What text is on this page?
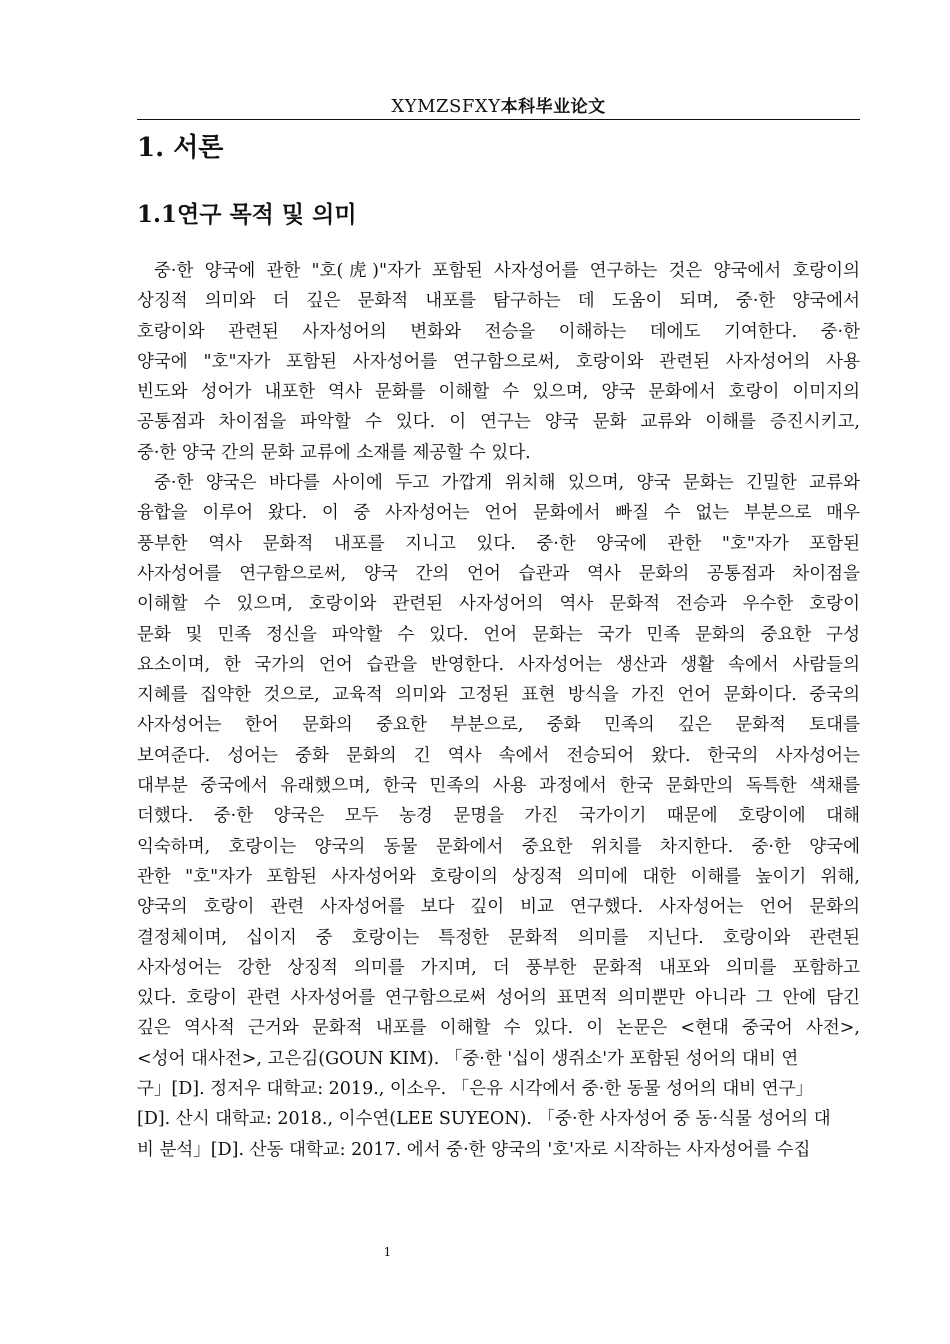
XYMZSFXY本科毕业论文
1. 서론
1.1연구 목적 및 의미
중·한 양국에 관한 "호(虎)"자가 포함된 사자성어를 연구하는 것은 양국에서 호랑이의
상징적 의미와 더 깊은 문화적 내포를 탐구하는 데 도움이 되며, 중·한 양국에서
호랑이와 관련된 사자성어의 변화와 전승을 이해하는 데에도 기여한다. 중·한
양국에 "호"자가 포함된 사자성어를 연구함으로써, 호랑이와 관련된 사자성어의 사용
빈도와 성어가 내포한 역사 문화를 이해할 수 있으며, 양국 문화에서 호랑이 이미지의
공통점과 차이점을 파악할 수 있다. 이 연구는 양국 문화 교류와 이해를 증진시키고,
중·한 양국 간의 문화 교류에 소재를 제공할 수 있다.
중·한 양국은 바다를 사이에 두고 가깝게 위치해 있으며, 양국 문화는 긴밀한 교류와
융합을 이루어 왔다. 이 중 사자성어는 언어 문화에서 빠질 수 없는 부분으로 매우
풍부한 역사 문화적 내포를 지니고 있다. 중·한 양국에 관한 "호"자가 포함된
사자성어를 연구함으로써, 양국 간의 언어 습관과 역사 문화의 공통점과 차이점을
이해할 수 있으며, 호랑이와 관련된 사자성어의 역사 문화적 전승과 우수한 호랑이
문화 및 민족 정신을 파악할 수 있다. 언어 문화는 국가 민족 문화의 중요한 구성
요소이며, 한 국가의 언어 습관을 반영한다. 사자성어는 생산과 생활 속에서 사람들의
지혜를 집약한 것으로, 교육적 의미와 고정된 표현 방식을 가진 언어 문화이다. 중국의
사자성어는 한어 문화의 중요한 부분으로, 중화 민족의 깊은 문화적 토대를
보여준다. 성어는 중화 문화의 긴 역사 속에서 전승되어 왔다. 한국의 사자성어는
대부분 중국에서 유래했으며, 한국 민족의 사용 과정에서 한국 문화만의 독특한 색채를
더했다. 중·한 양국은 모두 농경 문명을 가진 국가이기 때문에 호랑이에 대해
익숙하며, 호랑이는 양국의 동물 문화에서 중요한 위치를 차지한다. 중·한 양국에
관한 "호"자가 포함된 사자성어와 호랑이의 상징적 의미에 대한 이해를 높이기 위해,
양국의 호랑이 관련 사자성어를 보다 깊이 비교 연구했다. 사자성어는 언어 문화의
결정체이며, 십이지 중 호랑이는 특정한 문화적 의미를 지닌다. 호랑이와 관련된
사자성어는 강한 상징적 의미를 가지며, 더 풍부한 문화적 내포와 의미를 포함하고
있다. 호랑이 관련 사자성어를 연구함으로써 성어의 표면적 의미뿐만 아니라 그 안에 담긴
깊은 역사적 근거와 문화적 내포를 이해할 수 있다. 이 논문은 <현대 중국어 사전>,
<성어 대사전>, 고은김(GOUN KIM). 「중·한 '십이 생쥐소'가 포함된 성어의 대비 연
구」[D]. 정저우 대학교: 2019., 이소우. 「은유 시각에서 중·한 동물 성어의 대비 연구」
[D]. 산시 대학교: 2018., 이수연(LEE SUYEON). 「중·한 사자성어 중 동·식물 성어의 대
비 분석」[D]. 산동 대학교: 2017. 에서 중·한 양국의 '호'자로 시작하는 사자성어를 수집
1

PROBLEM REQUIREMENTS>
Without including the pictures, return each record above exactly as it stands.

OUTPUT OF THE TASK>
What text is on this page?
XYMZSFXY本科毕业论文
1. 서론
1.1연구 목적 및 의미
중·한 양국에 관한 "호(虎)"자가 포함된 사자성어를 연구하는 것은 양국에서 호랑이의
상징적 의미와 더 깊은 문화적 내포를 탐구하는 데 도움이 되며, 중·한 양국에서
호랑이와 관련된 사자성어의 변화와 전승을 이해하는 데에도 기여한다. 중·한
양국에 "호"자가 포함된 사자성어를 연구함으로써, 호랑이와 관련된 사자성어의 사용
빈도와 성어가 내포한 역사 문화를 이해할 수 있으며, 양국 문화에서 호랑이 이미지의
공통점과 차이점을 파악할 수 있다. 이 연구는 양국 문화 교류와 이해를 증진시키고,
중·한 양국 간의 문화 교류에 소재를 제공할 수 있다.
중·한 양국은 바다를 사이에 두고 가깝게 위치해 있으며, 양국 문화는 긴밀한 교류와
융합을 이루어 왔다. 이 중 사자성어는 언어 문화에서 빠질 수 없는 부분으로 매우
풍부한 역사 문화적 내포를 지니고 있다. 중·한 양국에 관한 "호"자가 포함된
사자성어를 연구함으로써, 양국 간의 언어 습관과 역사 문화의 공통점과 차이점을
이해할 수 있으며, 호랑이와 관련된 사자성어의 역사 문화적 전승과 우수한 호랑이
문화 및 민족 정신을 파악할 수 있다. 언어 문화는 국가 민족 문화의 중요한 구성
요소이며, 한 국가의 언어 습관을 반영한다. 사자성어는 생산과 생활 속에서 사람들의
지혜를 집약한 것으로, 교육적 의미와 고정된 표현 방식을 가진 언어 문화이다. 중국의
사자성어는 한어 문화의 중요한 부분으로, 중화 민족의 깊은 문화적 토대를
보여준다. 성어는 중화 문화의 긴 역사 속에서 전승되어 왔다. 한국의 사자성어는
대부분 중국에서 유래했으며, 한국 민족의 사용 과정에서 한국 문화만의 독특한 색채를
더했다. 중·한 양국은 모두 농경 문명을 가진 국가이기 때문에 호랑이에 대해
익숙하며, 호랑이는 양국의 동물 문화에서 중요한 위치를 차지한다. 중·한 양국에
관한 "호"자가 포함된 사자성어와 호랑이의 상징적 의미에 대한 이해를 높이기 위해,
양국의 호랑이 관련 사자성어를 보다 깊이 비교 연구했다. 사자성어는 언어 문화의
결정체이며, 십이지 중 호랑이는 특정한 문화적 의미를 지닌다. 호랑이와 관련된
사자성어는 강한 상징적 의미를 가지며, 더 풍부한 문화적 내포와 의미를 포함하고
있다. 호랑이 관련 사자성어를 연구함으로써 성어의 표면적 의미뿐만 아니라 그 안에 담긴
깊은 역사적 근거와 문화적 내포를 이해할 수 있다. 이 논문은 <현대 중국어 사전>,
<성어 대사전>, 고은김(GOUN KIM). 「중·한 '십이 생쥐소'가 포함된 성어의 대비 연
구」[D]. 정저우 대학교: 2019., 이소우. 「은유 시각에서 중·한 동물 성어의 대비 연구」
[D]. 산시 대학교: 2018., 이수연(LEE SUYEON). 「중·한 사자성어 중 동·식물 성어의 대
비 분석」[D]. 산동 대학교: 2017. 에서 중·한 양국의 '호'자로 시작하는 사자성어를 수집
1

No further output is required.